====== PASSAGE PROVIDED

There are many more things Jesus desires us to do.  But I think this gives us a great place to start.

Keep in mind that to Jesus – the way I treat my husband – is the way I treat Him.

WE HAVE THE POWER TO MAKE OR BREAK VALENTINE’S DAY, LADIES!!!!!

How?

By our reaction, our gratitude, our response, our patience, our grace, our forgiveness, our mercy… our being full of God’s Spirit and reacting in the power of Christ instead of our sinful nature.

I get to decide if we have a wonderful day together or if it will be miserable torture.   It is ALL in my attitude and my response to my husband.

Let’s choose to be thankful, pleasant, grateful, calm, gracious, accepting, respectful, admiring and let’s choose to be flexible and roll with whatever happens with a cheerful attitude.  Let’s NOT argue or complain, but be a godly example to those around us.

============
====== INFORMATION PROVIDED

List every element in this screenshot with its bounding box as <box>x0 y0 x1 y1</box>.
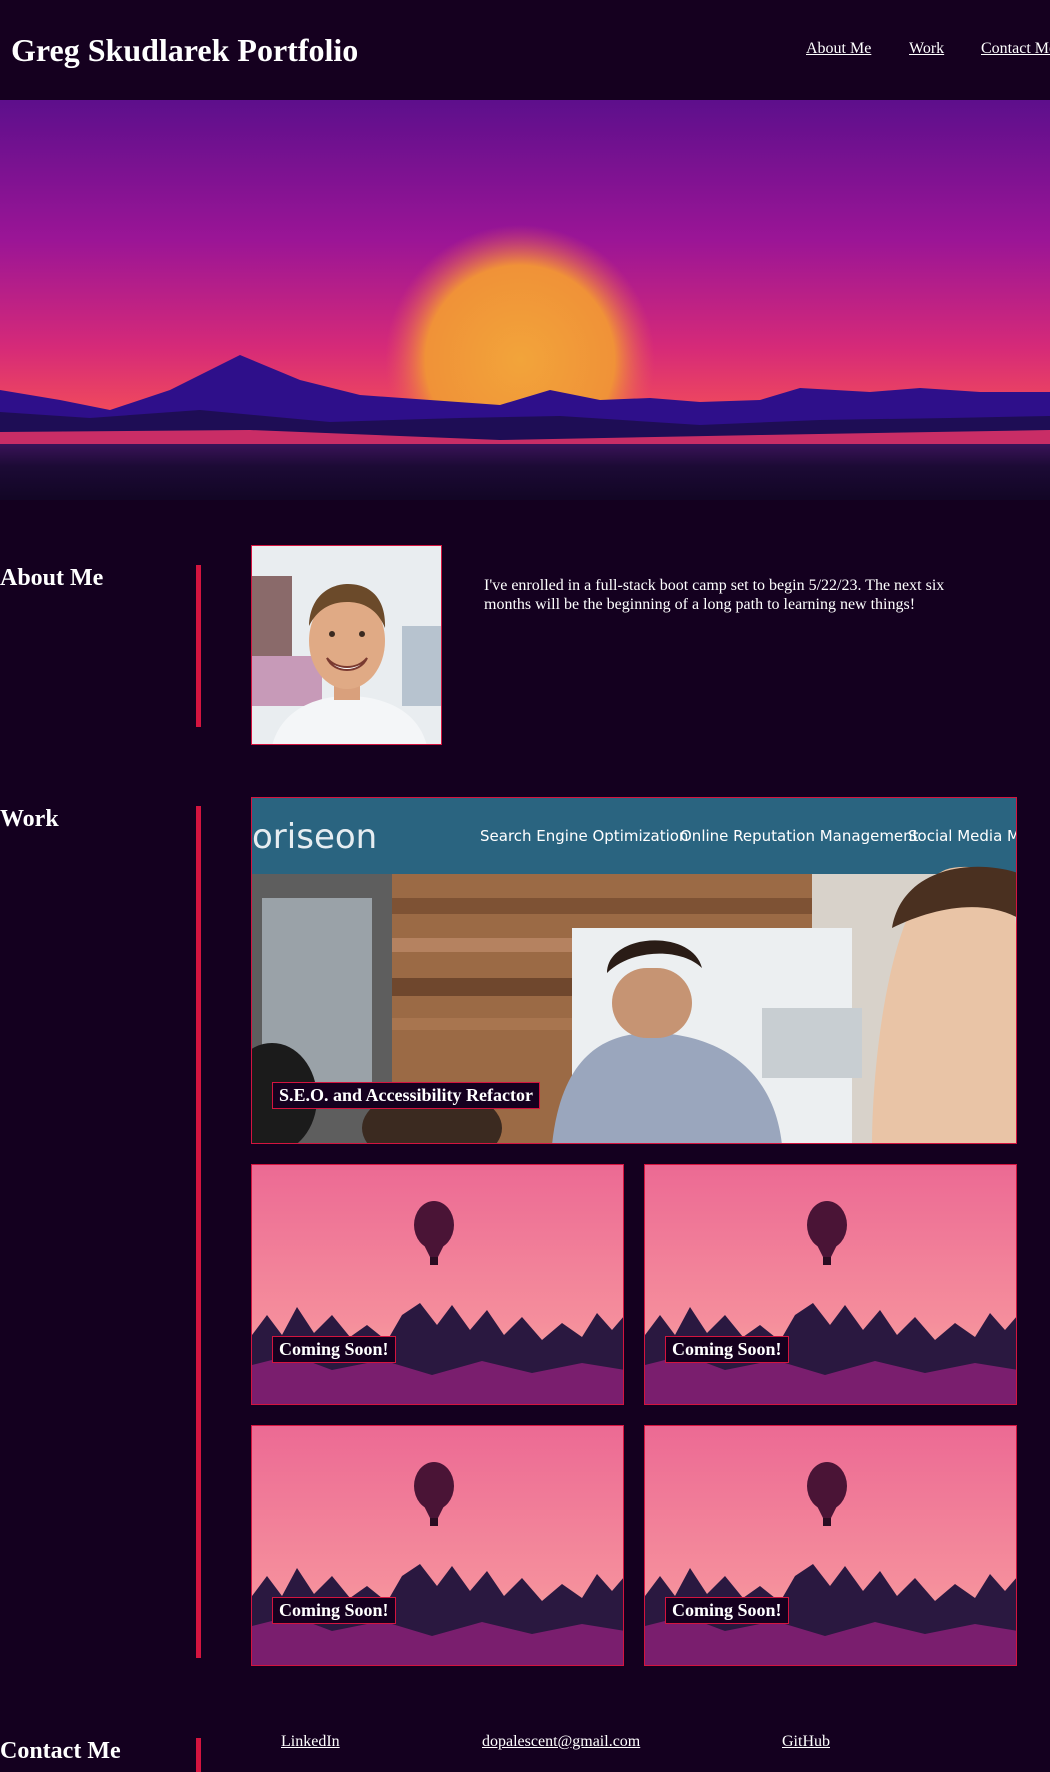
project-label-2[interactable]: Coming Soon! <box>665 1336 789 1363</box>
nav-link-work[interactable]: Work <box>909 40 944 58</box>
hero-banner <box>0 100 1050 500</box>
project-card-4[interactable]: Coming Soon! <box>644 1425 1017 1666</box>
about-accent-bar <box>196 565 201 727</box>
about-description: I've enrolled in a full-stack boot camp … <box>484 577 945 613</box>
email-link[interactable]: dopalescent@gmail.com <box>482 1733 640 1751</box>
github-link[interactable]: GitHub <box>782 1733 830 1751</box>
site-title: Greg Skudlarek Portfolio <box>11 32 359 68</box>
project-card-1[interactable]: Coming Soon! <box>251 1164 624 1405</box>
work-accent-bar <box>196 806 201 1658</box>
balloon-forest-image <box>645 1165 1016 1404</box>
project-card-2[interactable]: Coming Soon! <box>644 1164 1017 1405</box>
profile-photo-image <box>252 546 441 744</box>
project-label-1[interactable]: Coming Soon! <box>272 1336 396 1363</box>
project-label-featured[interactable]: S.E.O. and Accessibility Refactor <box>272 1082 540 1109</box>
nav-link-contact-me[interactable]: Contact Me <box>981 40 1050 58</box>
profile-photo <box>251 545 442 745</box>
sunset-mountains-hero-image <box>0 100 1050 500</box>
project-label-4[interactable]: Coming Soon! <box>665 1597 789 1624</box>
screenshot-nav-3: Social Media Marketing <box>908 827 1017 845</box>
balloon-forest-image <box>252 1426 623 1665</box>
linkedin-link[interactable]: LinkedIn <box>281 1733 340 1751</box>
project-card-featured[interactable]: oriseon Search Engine Optimization Onlin… <box>251 797 1017 1144</box>
work-heading: Work <box>0 806 59 832</box>
balloon-forest-image <box>252 1165 623 1404</box>
project-label-3[interactable]: Coming Soon! <box>272 1597 396 1624</box>
site-header: Greg Skudlarek Portfolio About Me Work C… <box>0 0 1050 100</box>
project-card-3[interactable]: Coming Soon! <box>251 1425 624 1666</box>
contact-accent-bar <box>196 1738 201 1772</box>
screenshot-nav-2: Online Reputation Management <box>680 827 919 845</box>
screenshot-logo-text: oriseon <box>252 817 377 857</box>
contact-heading: Contact Me <box>0 1738 121 1764</box>
nav-link-about-me[interactable]: About Me <box>806 40 871 58</box>
screenshot-nav-1: Search Engine Optimization <box>480 827 688 845</box>
about-heading: About Me <box>0 565 104 591</box>
balloon-forest-image <box>645 1426 1016 1665</box>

============

● **OBJECTIVES**:
1) Copy the stretch of the Valentine's Day passage from "There are many" through "those around us.", word for word.
2) Rewrite the stretch of the rows from the line that contains "project-label-2[interactable]: Coming Soon!" through the line that contains "github-link[interactable]: GitHub <box>782" as a JSON list of strings, one string per line, leaving out blank lines and including no other lines.

● **OUTPUTS FOR THE TASKS**:
1)
There are many more things Jesus desires us to do.  But I think this gives us a great place to start.

Keep in mind that to Jesus – the way I treat my husband – is the way I treat Him.

WE HAVE THE POWER TO MAKE OR BREAK VALENTINE’S DAY, LADIES!!!!!

How?

By our reaction, our gratitude, our response, our patience, our grace, our forgiveness, our mercy… our being full of God’s Spirit and reacting in the power of Christ instead of our sinful nature.

I get to decide if we have a wonderful day together or if it will be miserable torture.   It is ALL in my attitude and my response to my husband.

Let’s choose to be thankful, pleasant, grateful, calm, gracious, accepting, respectful, admiring and let’s choose to be flexible and roll with whatever happens with a cheerful attitude.  Let’s NOT argue or complain, but be a godly example to those around us.

2)
[
  "project-label-2[interactable]: Coming Soon! <box>665 1336 789 1363</box>",
  "nav-link-work[interactable]: Work <box>909 40 944 58</box>",
  "hero-banner <box>0 100 1050 500</box>",
  "project-card-4[interactable]: Coming Soon! <box>644 1425 1017 1666</box>",
  "about-accent-bar <box>196 565 201 727</box>",
  "about-description: I've enrolled in a full-stack boot camp … <box>484 577 945 613</box>",
  "email-link[interactable]: dopalescent@gmail.com <box>482 1733 640 1751</box>",
  "github-link[interactable]: GitHub <box>782 1733 830 1751</box>"
]